Output the data below in full, character for character.
________
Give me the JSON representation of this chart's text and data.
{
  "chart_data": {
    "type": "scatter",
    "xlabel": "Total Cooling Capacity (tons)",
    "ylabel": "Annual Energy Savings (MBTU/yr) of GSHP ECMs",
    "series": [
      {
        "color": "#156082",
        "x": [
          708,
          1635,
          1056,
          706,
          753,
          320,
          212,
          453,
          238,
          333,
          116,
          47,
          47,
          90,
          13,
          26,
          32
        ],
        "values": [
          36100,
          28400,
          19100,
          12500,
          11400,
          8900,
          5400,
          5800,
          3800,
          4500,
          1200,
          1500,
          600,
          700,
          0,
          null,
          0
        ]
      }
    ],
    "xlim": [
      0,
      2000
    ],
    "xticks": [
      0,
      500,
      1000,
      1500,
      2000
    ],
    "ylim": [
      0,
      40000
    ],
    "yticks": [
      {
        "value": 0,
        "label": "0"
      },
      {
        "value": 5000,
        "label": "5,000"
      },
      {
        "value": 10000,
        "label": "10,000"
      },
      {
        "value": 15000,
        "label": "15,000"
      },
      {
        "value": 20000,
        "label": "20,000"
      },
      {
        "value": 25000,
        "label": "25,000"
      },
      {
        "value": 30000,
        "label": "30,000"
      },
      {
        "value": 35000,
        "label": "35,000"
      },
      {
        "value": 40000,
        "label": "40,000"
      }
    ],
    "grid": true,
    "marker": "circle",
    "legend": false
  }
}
________
▸ RESULT FOR THIS TASK:
Give me the JSON representation of this chart's text and data.
{
  "chart_data": {
    "type": "scatter",
    "xlabel": "Total Cooling Capacity (tons)",
    "ylabel": "Annual Energy Savings (MBTU/yr) of GSHP ECMs",
    "series": [
      {
        "color": "#156082",
        "x": [
          708,
          1635,
          1056,
          706,
          753,
          320,
          212,
          453,
          238,
          333,
          116,
          47,
          47,
          90,
          13,
          26,
          32
        ],
        "values": [
          36100,
          28400,
          19100,
          12500,
          11400,
          8900,
          5400,
          5800,
          3800,
          4500,
          1200,
          1500,
          600,
          700,
          0,
          null,
          0
        ]
      }
    ],
    "xlim": [
      0,
      2000
    ],
    "xticks": [
      0,
      500,
      1000,
      1500,
      2000
    ],
    "ylim": [
      0,
      40000
    ],
    "yticks": [
      {
        "value": 0,
        "label": "0"
      },
      {
        "value": 5000,
        "label": "5,000"
      },
      {
        "value": 10000,
        "label": "10,000"
      },
      {
        "value": 15000,
        "label": "15,000"
      },
      {
        "value": 20000,
        "label": "20,000"
      },
      {
        "value": 25000,
        "label": "25,000"
      },
      {
        "value": 30000,
        "label": "30,000"
      },
      {
        "value": 35000,
        "label": "35,000"
      },
      {
        "value": 40000,
        "label": "40,000"
      }
    ],
    "grid": true,
    "marker": "circle",
    "legend": false
  }
}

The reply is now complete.